### Supplied records
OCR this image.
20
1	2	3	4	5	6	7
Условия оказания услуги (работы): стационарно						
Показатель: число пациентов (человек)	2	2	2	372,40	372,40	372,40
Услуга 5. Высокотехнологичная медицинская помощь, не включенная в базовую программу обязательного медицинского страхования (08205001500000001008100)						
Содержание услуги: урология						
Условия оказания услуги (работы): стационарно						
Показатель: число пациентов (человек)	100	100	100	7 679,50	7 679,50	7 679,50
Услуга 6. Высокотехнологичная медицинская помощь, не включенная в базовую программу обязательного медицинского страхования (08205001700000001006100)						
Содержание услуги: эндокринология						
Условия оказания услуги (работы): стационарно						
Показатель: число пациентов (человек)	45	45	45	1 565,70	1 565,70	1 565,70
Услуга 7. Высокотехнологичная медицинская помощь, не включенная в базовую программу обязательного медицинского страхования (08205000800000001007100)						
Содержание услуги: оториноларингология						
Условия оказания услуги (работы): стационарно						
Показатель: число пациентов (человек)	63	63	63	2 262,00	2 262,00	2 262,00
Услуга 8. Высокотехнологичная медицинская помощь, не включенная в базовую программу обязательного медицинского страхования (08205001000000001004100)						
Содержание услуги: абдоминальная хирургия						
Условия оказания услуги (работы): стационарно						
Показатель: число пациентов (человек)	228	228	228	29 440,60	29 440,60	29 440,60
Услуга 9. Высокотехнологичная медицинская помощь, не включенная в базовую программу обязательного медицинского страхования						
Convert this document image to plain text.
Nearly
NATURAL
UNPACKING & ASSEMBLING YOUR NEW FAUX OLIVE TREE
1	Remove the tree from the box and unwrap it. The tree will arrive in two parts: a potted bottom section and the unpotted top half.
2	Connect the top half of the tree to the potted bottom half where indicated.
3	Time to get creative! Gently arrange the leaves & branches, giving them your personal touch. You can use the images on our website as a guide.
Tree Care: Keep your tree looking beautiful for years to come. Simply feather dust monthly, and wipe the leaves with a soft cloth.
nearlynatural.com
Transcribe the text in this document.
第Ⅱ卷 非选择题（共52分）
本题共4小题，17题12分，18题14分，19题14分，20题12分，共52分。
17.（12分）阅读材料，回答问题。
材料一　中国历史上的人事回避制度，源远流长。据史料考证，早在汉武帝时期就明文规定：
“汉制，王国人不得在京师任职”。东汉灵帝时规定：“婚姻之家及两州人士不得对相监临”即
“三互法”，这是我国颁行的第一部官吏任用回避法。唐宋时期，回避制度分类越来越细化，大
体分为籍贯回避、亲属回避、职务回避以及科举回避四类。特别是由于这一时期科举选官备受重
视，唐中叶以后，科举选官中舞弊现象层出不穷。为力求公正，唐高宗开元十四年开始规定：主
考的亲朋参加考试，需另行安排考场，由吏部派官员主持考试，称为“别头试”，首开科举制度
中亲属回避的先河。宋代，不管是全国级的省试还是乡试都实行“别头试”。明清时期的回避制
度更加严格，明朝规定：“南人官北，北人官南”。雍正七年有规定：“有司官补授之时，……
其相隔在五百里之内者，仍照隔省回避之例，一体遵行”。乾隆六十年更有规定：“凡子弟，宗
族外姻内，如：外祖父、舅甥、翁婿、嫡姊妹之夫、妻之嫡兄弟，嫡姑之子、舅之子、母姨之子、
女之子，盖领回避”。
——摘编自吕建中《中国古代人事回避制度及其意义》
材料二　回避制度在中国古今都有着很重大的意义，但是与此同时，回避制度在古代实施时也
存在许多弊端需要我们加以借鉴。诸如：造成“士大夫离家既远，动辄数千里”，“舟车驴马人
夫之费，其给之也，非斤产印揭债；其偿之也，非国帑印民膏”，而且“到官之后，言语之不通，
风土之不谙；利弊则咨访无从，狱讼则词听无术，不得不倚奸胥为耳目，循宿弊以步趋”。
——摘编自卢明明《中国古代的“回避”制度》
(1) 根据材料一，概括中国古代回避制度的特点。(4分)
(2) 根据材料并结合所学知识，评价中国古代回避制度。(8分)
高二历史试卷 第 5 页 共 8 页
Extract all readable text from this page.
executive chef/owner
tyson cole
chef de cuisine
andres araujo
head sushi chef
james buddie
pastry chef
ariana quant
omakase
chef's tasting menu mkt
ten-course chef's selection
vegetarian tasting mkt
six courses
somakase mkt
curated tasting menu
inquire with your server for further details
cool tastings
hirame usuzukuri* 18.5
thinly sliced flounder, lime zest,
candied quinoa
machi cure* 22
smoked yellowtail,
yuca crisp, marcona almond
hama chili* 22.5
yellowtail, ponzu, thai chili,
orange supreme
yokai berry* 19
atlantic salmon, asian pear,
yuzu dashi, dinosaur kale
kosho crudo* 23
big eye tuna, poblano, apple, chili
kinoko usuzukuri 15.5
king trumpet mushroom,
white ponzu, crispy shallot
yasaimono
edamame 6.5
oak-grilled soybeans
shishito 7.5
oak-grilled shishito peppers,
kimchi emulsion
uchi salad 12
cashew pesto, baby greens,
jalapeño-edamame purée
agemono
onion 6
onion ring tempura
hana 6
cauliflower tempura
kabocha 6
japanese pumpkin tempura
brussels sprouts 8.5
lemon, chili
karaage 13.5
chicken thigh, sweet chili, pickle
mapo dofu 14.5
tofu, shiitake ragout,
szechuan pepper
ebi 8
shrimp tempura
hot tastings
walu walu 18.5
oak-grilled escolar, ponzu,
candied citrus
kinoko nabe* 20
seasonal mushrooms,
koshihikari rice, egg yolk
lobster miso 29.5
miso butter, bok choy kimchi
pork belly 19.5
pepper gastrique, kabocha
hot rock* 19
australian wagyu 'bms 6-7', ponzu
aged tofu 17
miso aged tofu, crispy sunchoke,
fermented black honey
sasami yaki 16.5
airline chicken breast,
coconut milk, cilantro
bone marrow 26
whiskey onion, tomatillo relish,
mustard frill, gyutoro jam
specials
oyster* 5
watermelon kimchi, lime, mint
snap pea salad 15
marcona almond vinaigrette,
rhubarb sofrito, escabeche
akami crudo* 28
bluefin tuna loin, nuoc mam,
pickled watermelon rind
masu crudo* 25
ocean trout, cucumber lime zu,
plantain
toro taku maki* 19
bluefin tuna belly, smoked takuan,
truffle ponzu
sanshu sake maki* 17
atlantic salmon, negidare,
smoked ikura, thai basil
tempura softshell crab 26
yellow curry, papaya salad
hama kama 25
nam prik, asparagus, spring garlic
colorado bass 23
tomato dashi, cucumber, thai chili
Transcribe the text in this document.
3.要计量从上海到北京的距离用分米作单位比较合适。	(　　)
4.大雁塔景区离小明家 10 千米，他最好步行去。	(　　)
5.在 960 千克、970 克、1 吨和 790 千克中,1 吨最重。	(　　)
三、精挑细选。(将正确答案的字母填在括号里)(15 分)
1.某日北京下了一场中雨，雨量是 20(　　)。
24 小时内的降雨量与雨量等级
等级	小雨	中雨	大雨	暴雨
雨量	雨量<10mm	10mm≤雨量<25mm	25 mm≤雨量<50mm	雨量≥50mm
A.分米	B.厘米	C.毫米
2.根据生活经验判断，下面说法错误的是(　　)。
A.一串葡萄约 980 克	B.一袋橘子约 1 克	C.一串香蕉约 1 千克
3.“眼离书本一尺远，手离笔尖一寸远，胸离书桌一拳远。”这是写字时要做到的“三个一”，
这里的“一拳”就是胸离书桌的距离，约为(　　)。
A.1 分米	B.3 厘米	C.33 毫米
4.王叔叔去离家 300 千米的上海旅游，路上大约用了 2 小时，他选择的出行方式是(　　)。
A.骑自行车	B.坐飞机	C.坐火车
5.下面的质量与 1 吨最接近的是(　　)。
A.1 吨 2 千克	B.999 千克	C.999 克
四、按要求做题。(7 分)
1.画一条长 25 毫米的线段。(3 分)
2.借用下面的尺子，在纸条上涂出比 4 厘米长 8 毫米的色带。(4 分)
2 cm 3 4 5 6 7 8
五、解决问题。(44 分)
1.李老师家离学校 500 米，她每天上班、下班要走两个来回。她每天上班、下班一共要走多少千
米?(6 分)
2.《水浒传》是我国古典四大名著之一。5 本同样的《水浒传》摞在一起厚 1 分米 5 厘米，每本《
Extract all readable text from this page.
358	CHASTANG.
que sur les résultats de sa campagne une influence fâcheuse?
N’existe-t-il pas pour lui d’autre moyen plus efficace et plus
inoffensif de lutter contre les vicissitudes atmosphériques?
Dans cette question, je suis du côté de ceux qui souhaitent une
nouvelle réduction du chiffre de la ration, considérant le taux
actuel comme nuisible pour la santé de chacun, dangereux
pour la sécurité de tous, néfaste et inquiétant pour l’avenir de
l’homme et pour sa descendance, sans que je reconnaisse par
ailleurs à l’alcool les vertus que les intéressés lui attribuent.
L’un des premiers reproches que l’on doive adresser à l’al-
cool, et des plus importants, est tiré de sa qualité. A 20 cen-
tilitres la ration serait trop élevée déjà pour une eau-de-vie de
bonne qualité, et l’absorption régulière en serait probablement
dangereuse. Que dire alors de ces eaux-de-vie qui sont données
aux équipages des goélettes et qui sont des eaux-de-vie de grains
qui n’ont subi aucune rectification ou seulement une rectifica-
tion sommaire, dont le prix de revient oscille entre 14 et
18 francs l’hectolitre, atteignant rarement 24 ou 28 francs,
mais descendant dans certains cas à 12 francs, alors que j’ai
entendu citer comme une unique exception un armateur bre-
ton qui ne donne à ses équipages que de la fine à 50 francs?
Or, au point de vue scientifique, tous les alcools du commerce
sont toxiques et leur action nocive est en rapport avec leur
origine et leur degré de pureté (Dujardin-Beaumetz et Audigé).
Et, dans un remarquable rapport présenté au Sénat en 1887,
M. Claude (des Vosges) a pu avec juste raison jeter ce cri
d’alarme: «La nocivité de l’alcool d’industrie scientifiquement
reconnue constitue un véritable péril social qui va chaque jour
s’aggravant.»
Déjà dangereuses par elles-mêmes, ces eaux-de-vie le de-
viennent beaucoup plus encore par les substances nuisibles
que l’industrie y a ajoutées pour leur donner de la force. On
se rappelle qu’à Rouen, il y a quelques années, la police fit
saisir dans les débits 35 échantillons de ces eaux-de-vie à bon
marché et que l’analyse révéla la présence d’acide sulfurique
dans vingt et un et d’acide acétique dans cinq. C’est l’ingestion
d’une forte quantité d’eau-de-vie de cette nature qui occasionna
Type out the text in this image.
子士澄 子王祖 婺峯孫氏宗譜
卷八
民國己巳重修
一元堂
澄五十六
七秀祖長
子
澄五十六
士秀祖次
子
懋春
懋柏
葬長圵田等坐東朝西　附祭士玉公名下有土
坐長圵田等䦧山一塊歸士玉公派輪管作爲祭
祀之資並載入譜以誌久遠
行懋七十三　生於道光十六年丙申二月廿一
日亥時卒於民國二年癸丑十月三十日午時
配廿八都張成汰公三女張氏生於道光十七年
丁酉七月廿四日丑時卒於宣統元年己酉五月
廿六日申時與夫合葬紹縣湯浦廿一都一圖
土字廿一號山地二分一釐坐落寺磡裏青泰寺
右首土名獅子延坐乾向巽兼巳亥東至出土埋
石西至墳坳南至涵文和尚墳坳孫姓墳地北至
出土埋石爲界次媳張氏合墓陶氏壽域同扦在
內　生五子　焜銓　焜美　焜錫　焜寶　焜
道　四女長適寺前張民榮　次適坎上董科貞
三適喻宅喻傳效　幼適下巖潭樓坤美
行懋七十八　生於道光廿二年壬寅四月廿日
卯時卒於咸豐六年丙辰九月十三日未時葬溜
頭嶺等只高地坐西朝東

### What the task asks
Filter the records, keeping only lines that contain "ponzu", and show those lines.

### The answer
yellowtail, ponzu, thai chili,
white ponzu, crispy shallot
oak-grilled escolar, ponzu,
australian wagyu 'bms 6-7', ponzu
truffle ponzu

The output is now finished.